■ WORK REQUIRED: Filter the records below down to lines containing "Output".

[MATERIALS PROVIDED start]

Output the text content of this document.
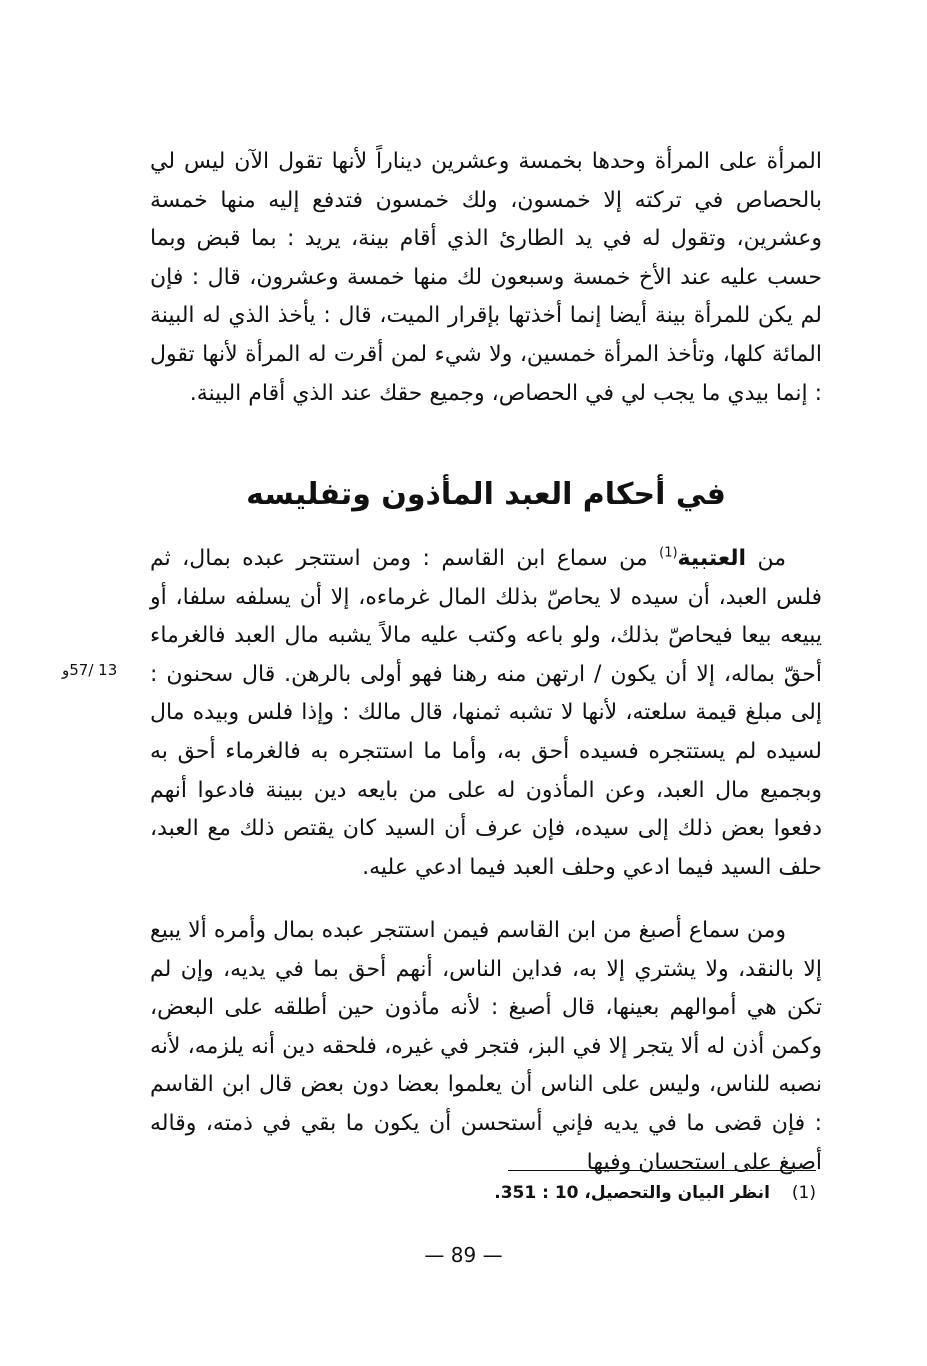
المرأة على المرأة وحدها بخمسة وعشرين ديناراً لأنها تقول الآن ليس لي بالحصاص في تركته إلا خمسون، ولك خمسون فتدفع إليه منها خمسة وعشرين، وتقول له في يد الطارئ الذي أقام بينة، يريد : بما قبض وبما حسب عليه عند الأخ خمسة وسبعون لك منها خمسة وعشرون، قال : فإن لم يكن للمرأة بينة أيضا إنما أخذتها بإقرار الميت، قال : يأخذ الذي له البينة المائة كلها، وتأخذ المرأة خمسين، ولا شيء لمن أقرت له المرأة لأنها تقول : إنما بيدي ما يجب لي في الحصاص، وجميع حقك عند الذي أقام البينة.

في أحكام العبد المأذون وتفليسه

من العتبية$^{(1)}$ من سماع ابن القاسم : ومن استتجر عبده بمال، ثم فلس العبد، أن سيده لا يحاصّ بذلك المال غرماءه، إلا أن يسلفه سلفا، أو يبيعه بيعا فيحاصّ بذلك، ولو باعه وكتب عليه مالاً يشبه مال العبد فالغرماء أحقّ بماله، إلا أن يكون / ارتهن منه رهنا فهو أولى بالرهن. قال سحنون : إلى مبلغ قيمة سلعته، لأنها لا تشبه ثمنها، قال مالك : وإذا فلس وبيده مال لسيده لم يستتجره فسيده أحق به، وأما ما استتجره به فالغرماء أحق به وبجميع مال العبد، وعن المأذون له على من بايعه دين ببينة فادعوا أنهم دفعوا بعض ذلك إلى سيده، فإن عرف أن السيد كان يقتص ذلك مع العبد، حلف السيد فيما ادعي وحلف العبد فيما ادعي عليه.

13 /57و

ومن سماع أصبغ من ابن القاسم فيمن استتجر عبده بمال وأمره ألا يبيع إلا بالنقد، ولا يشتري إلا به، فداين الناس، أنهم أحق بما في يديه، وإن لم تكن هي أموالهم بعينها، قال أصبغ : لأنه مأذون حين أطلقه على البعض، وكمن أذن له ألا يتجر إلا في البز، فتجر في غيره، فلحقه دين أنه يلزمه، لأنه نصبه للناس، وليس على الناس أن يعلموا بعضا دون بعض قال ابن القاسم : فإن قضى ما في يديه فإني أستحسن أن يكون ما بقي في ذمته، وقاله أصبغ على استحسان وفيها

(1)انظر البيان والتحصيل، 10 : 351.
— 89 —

[MATERIALS PROVIDED end]
[MATERIALS PROVIDED start]

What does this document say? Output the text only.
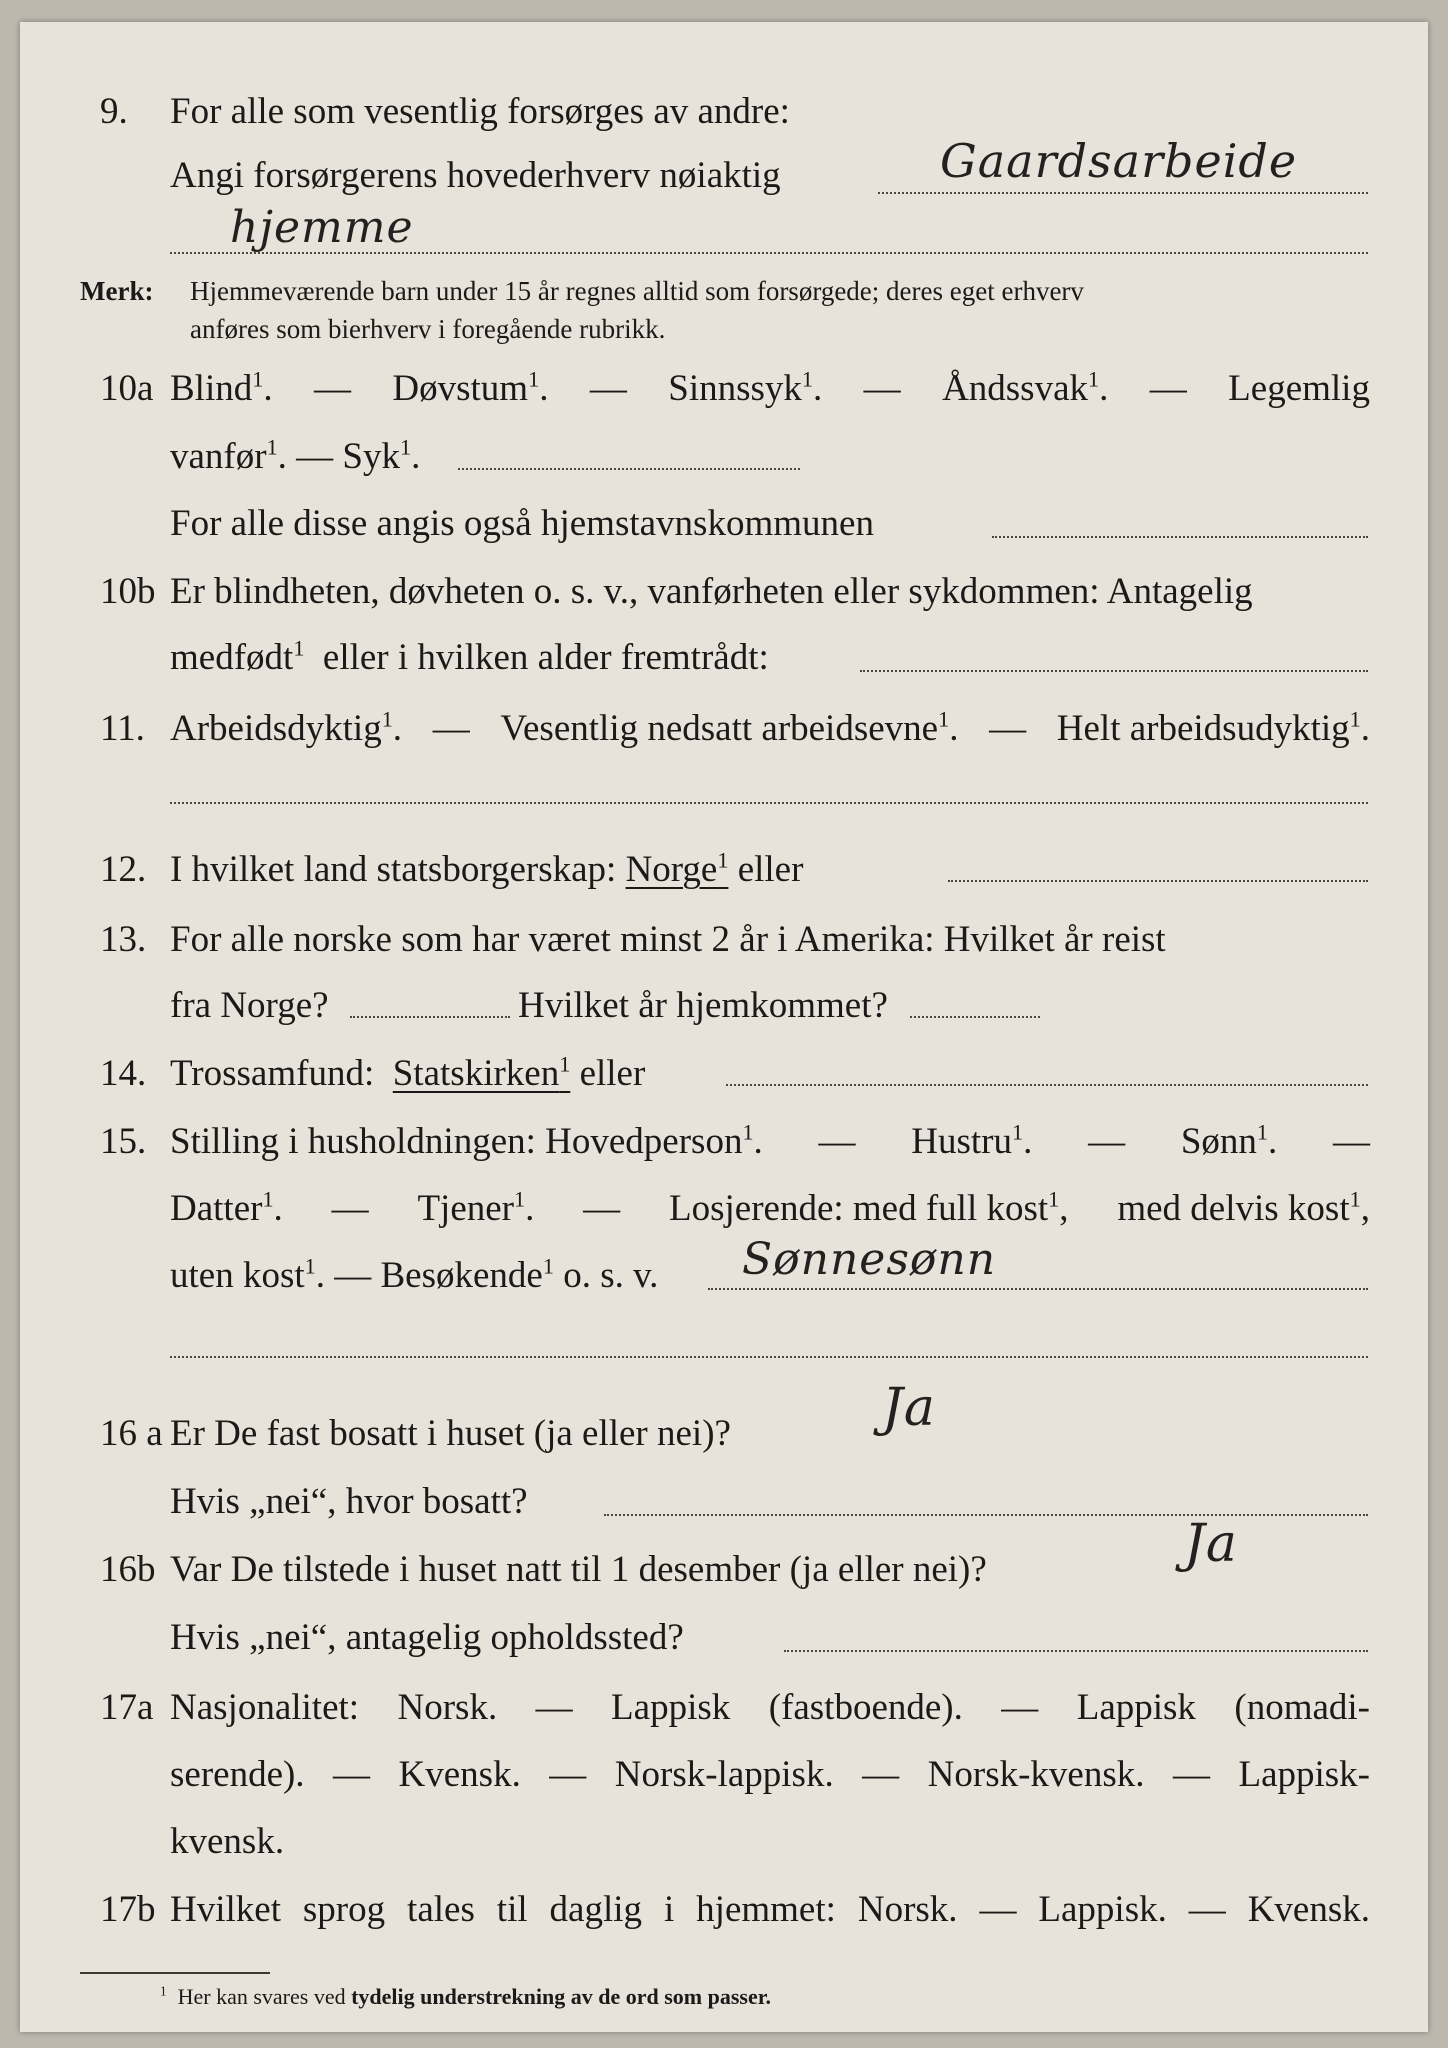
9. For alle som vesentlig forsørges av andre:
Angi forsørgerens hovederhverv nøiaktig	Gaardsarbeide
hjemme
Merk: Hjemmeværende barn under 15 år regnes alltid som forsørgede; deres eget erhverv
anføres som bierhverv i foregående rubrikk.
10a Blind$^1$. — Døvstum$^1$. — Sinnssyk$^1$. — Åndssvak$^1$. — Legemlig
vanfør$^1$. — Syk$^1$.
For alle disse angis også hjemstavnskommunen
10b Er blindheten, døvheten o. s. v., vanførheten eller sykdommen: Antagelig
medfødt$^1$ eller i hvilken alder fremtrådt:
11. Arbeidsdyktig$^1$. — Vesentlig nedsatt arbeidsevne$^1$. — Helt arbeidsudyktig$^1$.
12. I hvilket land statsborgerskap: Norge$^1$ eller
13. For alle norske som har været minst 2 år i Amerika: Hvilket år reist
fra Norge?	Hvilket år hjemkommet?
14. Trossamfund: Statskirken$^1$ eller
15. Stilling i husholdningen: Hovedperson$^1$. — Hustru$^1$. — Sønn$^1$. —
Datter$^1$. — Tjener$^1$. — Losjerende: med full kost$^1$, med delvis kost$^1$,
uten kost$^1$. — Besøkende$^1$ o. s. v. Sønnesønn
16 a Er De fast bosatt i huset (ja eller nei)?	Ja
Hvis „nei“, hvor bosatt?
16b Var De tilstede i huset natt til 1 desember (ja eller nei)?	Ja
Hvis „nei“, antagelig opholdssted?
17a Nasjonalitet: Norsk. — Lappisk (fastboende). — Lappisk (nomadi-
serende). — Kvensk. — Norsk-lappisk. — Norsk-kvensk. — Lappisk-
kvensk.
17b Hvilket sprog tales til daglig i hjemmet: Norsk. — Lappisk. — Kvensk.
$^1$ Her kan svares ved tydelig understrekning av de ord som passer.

[MATERIALS PROVIDED end]

■ FULL SOLUTION:
Output the text content of this document.
What does this document say? Output the text only.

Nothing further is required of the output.